• **Exercise task**: Some lines in the listing below may include the string "this". How many are there? Give only the number.

━━━━━━━━━━━━━━━━

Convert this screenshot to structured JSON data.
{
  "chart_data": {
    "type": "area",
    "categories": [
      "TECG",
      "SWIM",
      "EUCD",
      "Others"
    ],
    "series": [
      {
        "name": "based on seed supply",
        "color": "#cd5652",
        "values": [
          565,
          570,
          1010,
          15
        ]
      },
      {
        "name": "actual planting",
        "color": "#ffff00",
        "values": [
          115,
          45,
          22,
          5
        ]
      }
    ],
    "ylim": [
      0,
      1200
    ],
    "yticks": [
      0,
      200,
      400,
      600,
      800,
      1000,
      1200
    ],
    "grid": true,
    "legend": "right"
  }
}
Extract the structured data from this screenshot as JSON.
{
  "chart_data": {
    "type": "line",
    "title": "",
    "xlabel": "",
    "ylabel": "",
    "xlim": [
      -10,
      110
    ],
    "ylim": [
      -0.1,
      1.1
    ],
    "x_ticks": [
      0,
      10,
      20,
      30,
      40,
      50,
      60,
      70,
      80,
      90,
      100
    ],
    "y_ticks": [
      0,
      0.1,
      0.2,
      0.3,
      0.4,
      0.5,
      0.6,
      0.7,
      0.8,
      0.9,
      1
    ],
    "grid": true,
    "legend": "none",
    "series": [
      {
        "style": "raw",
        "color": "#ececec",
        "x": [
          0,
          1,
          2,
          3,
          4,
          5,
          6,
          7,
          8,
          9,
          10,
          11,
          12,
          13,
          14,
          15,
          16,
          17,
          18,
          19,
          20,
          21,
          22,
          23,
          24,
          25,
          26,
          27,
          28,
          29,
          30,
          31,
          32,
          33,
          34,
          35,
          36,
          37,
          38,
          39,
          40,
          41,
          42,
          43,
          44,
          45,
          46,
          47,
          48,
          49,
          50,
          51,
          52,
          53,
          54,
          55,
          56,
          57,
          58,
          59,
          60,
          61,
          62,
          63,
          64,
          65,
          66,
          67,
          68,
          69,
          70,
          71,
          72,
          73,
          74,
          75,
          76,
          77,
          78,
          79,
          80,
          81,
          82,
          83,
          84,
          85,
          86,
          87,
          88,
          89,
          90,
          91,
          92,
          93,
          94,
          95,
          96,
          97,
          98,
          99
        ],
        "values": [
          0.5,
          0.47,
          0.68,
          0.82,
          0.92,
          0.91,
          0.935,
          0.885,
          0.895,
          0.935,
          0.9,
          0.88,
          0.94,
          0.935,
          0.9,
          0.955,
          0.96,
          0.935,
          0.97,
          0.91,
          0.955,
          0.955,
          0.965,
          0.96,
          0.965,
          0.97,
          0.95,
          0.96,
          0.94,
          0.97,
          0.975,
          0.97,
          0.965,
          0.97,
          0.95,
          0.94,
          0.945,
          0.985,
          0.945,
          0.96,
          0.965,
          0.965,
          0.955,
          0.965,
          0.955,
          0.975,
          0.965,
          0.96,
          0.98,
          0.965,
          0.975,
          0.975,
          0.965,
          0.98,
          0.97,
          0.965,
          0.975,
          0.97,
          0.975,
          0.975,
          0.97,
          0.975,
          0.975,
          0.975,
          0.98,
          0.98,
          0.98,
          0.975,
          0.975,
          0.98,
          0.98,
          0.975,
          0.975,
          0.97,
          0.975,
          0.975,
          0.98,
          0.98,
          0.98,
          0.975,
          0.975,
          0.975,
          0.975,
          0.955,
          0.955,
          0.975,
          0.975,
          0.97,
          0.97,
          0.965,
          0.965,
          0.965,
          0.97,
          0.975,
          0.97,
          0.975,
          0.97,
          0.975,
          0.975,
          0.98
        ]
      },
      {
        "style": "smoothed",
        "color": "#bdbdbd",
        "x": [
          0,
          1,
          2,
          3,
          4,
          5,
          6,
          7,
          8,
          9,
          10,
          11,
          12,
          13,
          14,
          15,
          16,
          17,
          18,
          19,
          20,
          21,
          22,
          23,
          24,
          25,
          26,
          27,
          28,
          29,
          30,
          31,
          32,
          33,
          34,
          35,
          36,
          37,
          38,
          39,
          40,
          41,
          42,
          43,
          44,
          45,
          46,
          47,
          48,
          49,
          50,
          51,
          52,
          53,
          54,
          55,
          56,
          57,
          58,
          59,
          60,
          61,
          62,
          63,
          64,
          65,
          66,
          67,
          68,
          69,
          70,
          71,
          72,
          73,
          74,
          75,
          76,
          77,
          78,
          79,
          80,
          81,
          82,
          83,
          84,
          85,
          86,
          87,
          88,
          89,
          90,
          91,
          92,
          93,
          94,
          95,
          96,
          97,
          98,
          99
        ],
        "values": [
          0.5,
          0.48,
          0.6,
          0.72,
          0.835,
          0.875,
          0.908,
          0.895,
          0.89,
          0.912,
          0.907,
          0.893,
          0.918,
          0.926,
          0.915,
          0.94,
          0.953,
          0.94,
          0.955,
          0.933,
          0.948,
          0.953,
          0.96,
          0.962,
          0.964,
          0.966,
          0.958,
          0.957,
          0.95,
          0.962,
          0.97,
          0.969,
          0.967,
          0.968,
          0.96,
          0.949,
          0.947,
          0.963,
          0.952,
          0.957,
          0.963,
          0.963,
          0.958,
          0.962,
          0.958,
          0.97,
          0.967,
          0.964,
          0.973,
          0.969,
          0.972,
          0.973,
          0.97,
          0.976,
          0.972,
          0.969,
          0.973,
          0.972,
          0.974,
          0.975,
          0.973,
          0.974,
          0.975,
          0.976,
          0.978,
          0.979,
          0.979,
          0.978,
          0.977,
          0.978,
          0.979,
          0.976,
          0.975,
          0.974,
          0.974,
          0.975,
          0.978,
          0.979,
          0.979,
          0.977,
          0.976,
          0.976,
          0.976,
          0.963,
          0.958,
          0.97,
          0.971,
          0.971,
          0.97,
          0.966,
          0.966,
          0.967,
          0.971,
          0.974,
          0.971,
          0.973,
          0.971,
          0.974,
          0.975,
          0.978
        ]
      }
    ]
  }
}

━━━━━━━━━━━━━━━━

• **Complete answer**: 2